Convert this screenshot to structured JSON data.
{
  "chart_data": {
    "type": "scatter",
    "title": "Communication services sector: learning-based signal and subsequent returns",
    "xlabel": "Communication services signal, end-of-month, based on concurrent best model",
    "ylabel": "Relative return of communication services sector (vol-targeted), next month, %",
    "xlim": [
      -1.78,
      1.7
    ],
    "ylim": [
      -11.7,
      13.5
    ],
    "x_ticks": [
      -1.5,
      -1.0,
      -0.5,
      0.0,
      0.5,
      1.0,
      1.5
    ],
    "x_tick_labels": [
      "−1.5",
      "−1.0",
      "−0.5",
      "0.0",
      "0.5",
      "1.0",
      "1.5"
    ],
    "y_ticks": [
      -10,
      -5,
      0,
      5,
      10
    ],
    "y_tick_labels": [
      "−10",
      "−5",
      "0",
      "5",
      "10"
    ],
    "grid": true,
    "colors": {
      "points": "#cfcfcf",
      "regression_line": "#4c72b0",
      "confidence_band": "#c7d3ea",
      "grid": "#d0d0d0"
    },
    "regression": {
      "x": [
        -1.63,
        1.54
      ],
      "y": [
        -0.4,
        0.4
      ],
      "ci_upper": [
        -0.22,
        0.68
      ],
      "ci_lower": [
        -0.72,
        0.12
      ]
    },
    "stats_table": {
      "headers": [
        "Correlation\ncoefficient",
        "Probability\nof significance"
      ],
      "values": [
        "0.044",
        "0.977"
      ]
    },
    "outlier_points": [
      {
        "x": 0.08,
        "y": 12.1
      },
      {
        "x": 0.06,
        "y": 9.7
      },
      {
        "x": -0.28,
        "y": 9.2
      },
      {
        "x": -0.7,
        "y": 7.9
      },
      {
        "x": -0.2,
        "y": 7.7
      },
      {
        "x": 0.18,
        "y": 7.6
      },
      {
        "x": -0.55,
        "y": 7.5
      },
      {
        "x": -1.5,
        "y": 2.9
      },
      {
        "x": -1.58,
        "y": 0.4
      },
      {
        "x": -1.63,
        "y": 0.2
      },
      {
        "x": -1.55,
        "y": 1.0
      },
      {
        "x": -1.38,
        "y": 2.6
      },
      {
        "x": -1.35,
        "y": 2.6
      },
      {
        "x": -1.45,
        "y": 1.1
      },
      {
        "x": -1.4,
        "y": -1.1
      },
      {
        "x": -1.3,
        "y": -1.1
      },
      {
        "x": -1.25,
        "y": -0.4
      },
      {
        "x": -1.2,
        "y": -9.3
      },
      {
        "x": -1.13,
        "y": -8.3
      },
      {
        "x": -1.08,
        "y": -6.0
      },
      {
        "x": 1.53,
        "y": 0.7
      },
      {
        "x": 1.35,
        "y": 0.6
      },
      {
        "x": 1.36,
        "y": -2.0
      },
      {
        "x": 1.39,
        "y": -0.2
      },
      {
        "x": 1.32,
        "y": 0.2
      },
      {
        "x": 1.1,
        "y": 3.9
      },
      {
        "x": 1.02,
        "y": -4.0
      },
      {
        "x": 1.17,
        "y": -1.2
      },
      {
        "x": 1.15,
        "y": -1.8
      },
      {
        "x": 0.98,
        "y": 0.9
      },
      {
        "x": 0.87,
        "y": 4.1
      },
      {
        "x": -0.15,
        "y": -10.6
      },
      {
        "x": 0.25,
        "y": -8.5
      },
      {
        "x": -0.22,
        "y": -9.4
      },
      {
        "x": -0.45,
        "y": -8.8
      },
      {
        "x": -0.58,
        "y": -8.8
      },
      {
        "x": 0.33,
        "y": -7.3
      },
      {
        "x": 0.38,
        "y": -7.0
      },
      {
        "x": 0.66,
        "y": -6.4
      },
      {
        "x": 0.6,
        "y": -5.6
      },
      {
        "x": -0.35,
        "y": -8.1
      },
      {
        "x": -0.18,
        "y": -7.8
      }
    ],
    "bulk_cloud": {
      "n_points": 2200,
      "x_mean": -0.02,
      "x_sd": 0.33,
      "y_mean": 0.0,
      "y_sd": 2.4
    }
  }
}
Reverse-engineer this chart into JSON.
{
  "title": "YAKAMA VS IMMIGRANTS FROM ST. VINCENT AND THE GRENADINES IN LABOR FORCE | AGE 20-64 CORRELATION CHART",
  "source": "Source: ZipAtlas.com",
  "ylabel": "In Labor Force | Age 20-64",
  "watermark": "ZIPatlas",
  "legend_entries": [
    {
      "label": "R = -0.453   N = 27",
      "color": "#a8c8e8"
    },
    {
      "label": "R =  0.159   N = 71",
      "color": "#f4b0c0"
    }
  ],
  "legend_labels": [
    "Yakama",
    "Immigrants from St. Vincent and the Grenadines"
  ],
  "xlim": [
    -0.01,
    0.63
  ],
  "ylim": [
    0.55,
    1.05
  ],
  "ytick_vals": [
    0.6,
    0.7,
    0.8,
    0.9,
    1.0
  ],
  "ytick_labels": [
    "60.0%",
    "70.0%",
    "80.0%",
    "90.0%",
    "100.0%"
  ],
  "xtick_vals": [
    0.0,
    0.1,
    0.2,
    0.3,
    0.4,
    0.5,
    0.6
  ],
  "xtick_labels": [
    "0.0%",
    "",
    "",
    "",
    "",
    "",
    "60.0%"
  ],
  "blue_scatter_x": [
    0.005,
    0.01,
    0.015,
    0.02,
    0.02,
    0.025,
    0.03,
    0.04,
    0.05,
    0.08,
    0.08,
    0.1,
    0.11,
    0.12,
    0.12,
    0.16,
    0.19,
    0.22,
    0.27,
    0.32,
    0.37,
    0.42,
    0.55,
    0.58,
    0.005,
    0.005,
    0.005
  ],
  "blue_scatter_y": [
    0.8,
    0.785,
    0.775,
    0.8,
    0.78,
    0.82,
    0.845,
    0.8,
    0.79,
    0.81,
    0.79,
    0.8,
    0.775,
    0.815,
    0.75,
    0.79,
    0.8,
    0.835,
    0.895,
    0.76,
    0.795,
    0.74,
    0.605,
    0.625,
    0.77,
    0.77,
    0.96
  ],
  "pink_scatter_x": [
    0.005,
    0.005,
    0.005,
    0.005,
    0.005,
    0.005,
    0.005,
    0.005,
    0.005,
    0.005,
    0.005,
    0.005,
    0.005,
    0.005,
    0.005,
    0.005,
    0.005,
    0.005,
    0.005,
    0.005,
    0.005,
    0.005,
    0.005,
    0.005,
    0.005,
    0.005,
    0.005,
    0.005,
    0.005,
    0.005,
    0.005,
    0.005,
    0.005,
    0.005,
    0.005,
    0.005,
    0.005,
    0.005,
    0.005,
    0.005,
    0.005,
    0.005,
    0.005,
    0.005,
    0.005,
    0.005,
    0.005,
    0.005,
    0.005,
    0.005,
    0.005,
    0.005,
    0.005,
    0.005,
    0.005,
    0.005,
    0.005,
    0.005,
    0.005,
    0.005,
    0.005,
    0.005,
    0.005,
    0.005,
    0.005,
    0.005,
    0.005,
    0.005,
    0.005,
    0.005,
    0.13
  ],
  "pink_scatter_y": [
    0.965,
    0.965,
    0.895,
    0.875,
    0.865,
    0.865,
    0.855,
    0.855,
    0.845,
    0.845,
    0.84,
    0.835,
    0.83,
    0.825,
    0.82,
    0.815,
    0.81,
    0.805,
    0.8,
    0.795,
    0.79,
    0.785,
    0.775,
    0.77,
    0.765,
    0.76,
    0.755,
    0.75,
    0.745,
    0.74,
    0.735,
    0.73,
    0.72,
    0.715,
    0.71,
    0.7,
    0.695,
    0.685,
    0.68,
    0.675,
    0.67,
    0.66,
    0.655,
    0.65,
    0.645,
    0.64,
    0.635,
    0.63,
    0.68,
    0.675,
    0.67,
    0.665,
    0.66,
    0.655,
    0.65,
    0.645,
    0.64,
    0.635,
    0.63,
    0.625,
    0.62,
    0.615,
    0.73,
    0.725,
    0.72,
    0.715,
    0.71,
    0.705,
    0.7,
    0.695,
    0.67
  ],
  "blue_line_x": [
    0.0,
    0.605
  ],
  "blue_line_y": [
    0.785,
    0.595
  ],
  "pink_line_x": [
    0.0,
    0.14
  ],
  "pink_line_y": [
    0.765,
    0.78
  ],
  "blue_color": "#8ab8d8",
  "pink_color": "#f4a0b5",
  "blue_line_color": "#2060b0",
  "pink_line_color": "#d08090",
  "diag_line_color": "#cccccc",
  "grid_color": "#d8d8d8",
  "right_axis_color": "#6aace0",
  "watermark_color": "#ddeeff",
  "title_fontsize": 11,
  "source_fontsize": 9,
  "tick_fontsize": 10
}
━━━━
> _Written task_
Search the data for "sector". Copy every matching line.

> _Task result_
    "title": "Communication services sector: learning-based signal and subsequent returns",
    "ylabel": "Relative return of communication services sector (vol-targeted), next month, %",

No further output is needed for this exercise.